Written request
Reproduce all of the items below, switching every occurrence of "annotation" to "callout" and leaving everything else unchanged.

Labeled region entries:

BEGIN

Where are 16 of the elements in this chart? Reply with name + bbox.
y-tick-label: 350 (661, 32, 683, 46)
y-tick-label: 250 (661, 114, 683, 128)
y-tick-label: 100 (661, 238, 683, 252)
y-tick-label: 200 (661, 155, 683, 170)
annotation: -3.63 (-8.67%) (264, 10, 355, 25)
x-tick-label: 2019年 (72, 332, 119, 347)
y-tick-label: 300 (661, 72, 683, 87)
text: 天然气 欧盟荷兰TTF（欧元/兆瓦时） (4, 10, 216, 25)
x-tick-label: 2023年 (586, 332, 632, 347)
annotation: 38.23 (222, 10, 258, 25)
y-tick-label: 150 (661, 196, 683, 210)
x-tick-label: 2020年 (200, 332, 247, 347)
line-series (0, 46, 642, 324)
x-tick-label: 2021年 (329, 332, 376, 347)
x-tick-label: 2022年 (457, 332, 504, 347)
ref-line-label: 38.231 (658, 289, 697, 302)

END

The answer
Where are 16 of the elements in this chart? Reply with name + bbox.
y-tick-label: 350 (661, 32, 683, 46)
y-tick-label: 250 (661, 114, 683, 128)
y-tick-label: 100 (661, 238, 683, 252)
y-tick-label: 200 (661, 155, 683, 170)
callout: -3.63 (-8.67%) (264, 10, 355, 25)
x-tick-label: 2019年 (72, 332, 119, 347)
y-tick-label: 300 (661, 72, 683, 87)
text: 天然气 欧盟荷兰TTF（欧元/兆瓦时） (4, 10, 216, 25)
x-tick-label: 2023年 (586, 332, 632, 347)
callout: 38.23 (222, 10, 258, 25)
y-tick-label: 150 (661, 196, 683, 210)
x-tick-label: 2020年 (200, 332, 247, 347)
line-series (0, 46, 642, 324)
x-tick-label: 2021年 (329, 332, 376, 347)
x-tick-label: 2022年 (457, 332, 504, 347)
ref-line-label: 38.231 (658, 289, 697, 302)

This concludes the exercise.